* WRITTEN PROBLEM
Print the whole listing exactly.
— Begin DATA EXCERPTS —
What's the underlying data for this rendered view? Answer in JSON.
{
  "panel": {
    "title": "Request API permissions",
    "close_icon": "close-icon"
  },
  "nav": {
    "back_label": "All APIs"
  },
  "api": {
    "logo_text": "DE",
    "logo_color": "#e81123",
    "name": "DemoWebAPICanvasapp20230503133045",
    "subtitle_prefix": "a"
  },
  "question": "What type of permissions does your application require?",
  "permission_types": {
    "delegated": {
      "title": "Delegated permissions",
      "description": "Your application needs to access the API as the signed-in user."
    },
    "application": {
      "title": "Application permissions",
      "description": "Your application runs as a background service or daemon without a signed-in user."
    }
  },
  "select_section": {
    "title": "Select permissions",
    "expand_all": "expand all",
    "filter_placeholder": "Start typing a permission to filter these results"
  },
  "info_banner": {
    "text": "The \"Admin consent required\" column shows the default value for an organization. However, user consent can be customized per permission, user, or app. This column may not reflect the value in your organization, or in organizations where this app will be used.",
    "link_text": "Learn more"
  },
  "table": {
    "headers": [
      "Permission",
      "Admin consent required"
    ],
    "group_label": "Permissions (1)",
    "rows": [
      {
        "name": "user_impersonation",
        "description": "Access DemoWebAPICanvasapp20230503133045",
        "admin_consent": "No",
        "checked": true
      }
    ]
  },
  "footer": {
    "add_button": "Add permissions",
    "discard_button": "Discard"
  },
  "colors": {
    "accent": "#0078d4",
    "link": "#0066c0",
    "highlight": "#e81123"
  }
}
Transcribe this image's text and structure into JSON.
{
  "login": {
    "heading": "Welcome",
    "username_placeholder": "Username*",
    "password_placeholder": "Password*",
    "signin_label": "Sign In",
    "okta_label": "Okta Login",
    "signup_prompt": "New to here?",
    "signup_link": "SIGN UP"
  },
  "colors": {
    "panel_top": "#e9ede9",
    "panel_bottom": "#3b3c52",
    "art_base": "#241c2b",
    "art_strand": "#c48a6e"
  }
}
— End DATA EXCERPTS —
* SOLUTION FOR THIS PROBLEM
What's the underlying data for this rendered view? Answer in JSON.
{
  "panel": {
    "title": "Request API permissions",
    "close_icon": "close-icon"
  },
  "nav": {
    "back_label": "All APIs"
  },
  "api": {
    "logo_text": "DE",
    "logo_color": "#e81123",
    "name": "DemoWebAPICanvasapp20230503133045",
    "subtitle_prefix": "a"
  },
  "question": "What type of permissions does your application require?",
  "permission_types": {
    "delegated": {
      "title": "Delegated permissions",
      "description": "Your application needs to access the API as the signed-in user."
    },
    "application": {
      "title": "Application permissions",
      "description": "Your application runs as a background service or daemon without a signed-in user."
    }
  },
  "select_section": {
    "title": "Select permissions",
    "expand_all": "expand all",
    "filter_placeholder": "Start typing a permission to filter these results"
  },
  "info_banner": {
    "text": "The \"Admin consent required\" column shows the default value for an organization. However, user consent can be customized per permission, user, or app. This column may not reflect the value in your organization, or in organizations where this app will be used.",
    "link_text": "Learn more"
  },
  "table": {
    "headers": [
      "Permission",
      "Admin consent required"
    ],
    "group_label": "Permissions (1)",
    "rows": [
      {
        "name": "user_impersonation",
        "description": "Access DemoWebAPICanvasapp20230503133045",
        "admin_consent": "No",
        "checked": true
      }
    ]
  },
  "footer": {
    "add_button": "Add permissions",
    "discard_button": "Discard"
  },
  "colors": {
    "accent": "#0078d4",
    "link": "#0066c0",
    "highlight": "#e81123"
  }
}
Transcribe this image's text and structure into JSON.
{
  "login": {
    "heading": "Welcome",
    "username_placeholder": "Username*",
    "password_placeholder": "Password*",
    "signin_label": "Sign In",
    "okta_label": "Okta Login",
    "signup_prompt": "New to here?",
    "signup_link": "SIGN UP"
  },
  "colors": {
    "panel_top": "#e9ede9",
    "panel_bottom": "#3b3c52",
    "art_base": "#241c2b",
    "art_strand": "#c48a6e"
  }
}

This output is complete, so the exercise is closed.